___ Task data

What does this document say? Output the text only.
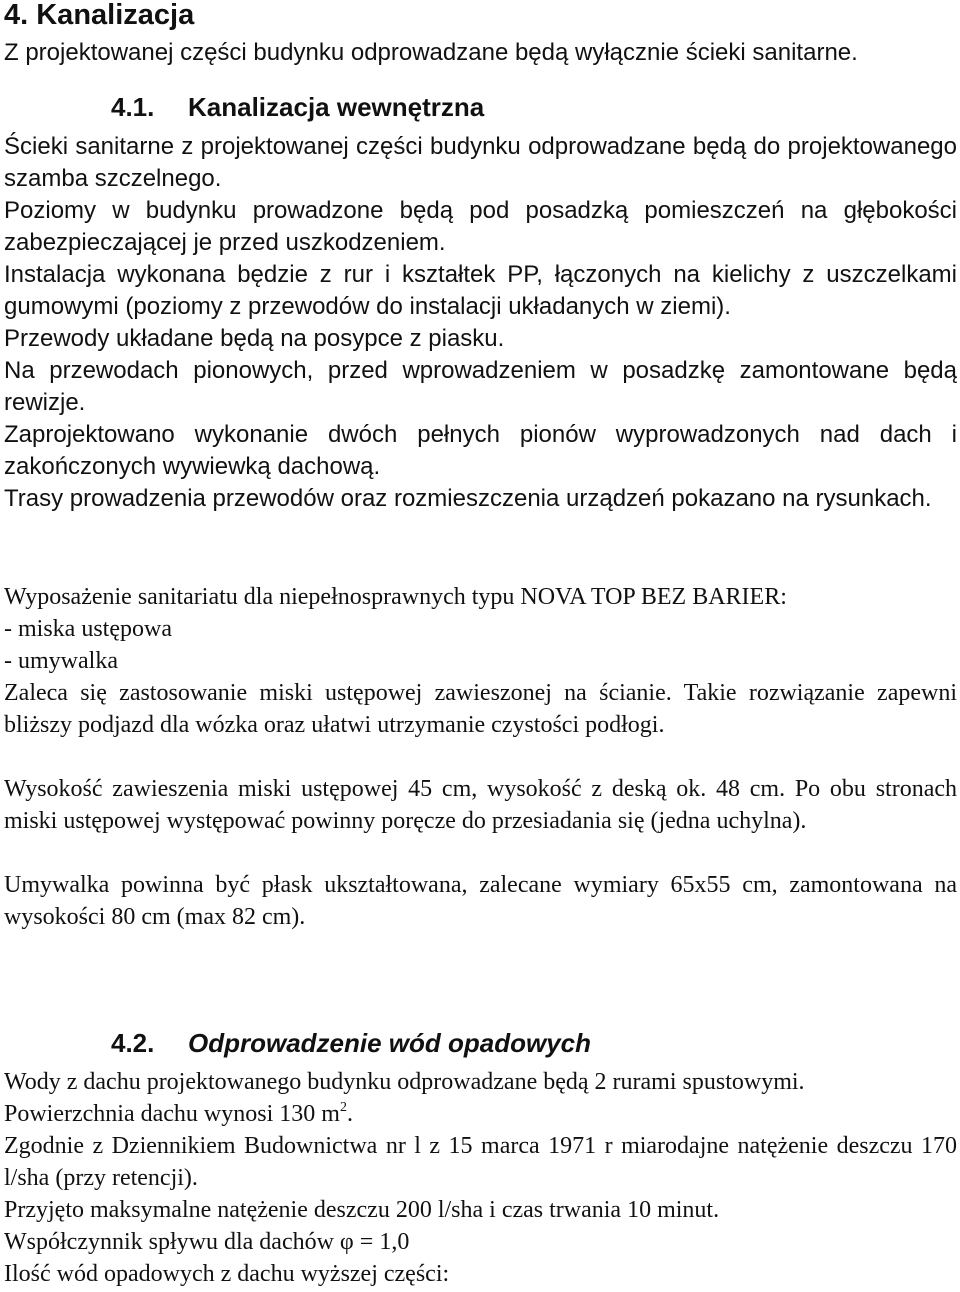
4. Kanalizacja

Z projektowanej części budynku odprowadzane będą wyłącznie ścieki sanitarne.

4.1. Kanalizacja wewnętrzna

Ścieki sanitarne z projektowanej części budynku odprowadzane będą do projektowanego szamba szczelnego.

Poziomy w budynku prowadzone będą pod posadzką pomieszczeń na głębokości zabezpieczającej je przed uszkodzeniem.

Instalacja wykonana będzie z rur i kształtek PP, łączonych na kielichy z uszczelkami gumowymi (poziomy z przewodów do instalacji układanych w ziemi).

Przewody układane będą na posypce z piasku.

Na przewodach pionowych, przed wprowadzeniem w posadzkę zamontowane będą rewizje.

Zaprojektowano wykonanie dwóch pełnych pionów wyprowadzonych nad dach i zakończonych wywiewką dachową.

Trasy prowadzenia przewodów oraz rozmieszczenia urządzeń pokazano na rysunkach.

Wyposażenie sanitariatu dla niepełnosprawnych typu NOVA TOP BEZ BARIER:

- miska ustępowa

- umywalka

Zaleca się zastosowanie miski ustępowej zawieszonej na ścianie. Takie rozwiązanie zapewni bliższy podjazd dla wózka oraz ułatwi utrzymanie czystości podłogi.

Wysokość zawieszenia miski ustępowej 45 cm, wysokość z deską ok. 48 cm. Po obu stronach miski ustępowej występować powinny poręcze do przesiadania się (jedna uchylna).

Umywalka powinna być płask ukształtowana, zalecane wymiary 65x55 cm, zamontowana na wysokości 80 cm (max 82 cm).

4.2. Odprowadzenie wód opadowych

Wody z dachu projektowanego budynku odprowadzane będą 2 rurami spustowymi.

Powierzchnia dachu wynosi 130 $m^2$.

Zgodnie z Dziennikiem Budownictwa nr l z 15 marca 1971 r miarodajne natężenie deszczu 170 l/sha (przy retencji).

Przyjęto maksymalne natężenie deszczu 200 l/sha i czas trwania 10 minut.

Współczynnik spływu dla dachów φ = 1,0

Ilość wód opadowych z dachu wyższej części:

______

All of the data above should be quoted exactly, except for the pictures.

What does this document say? Output the text only.
4. Kanalizacja

Z projektowanej części budynku odprowadzane będą wyłącznie ścieki sanitarne.

4.1. Kanalizacja wewnętrzna

Ścieki sanitarne z projektowanej części budynku odprowadzane będą do projektowanego szamba szczelnego.

Poziomy w budynku prowadzone będą pod posadzką pomieszczeń na głębokości zabezpieczającej je przed uszkodzeniem.

Instalacja wykonana będzie z rur i kształtek PP, łączonych na kielichy z uszczelkami gumowymi (poziomy z przewodów do instalacji układanych w ziemi).

Przewody układane będą na posypce z piasku.

Na przewodach pionowych, przed wprowadzeniem w posadzkę zamontowane będą rewizje.

Zaprojektowano wykonanie dwóch pełnych pionów wyprowadzonych nad dach i zakończonych wywiewką dachową.

Trasy prowadzenia przewodów oraz rozmieszczenia urządzeń pokazano na rysunkach.

Wyposażenie sanitariatu dla niepełnosprawnych typu NOVA TOP BEZ BARIER:

- miska ustępowa

- umywalka

Zaleca się zastosowanie miski ustępowej zawieszonej na ścianie. Takie rozwiązanie zapewni bliższy podjazd dla wózka oraz ułatwi utrzymanie czystości podłogi.

Wysokość zawieszenia miski ustępowej 45 cm, wysokość z deską ok. 48 cm. Po obu stronach miski ustępowej występować powinny poręcze do przesiadania się (jedna uchylna).

Umywalka powinna być płask ukształtowana, zalecane wymiary 65x55 cm, zamontowana na wysokości 80 cm (max 82 cm).

4.2. Odprowadzenie wód opadowych

Wody z dachu projektowanego budynku odprowadzane będą 2 rurami spustowymi.

Powierzchnia dachu wynosi 130 $m^2$.

Zgodnie z Dziennikiem Budownictwa nr l z 15 marca 1971 r miarodajne natężenie deszczu 170 l/sha (przy retencji).

Przyjęto maksymalne natężenie deszczu 200 l/sha i czas trwania 10 minut.

Współczynnik spływu dla dachów φ = 1,0

Ilość wód opadowych z dachu wyższej części:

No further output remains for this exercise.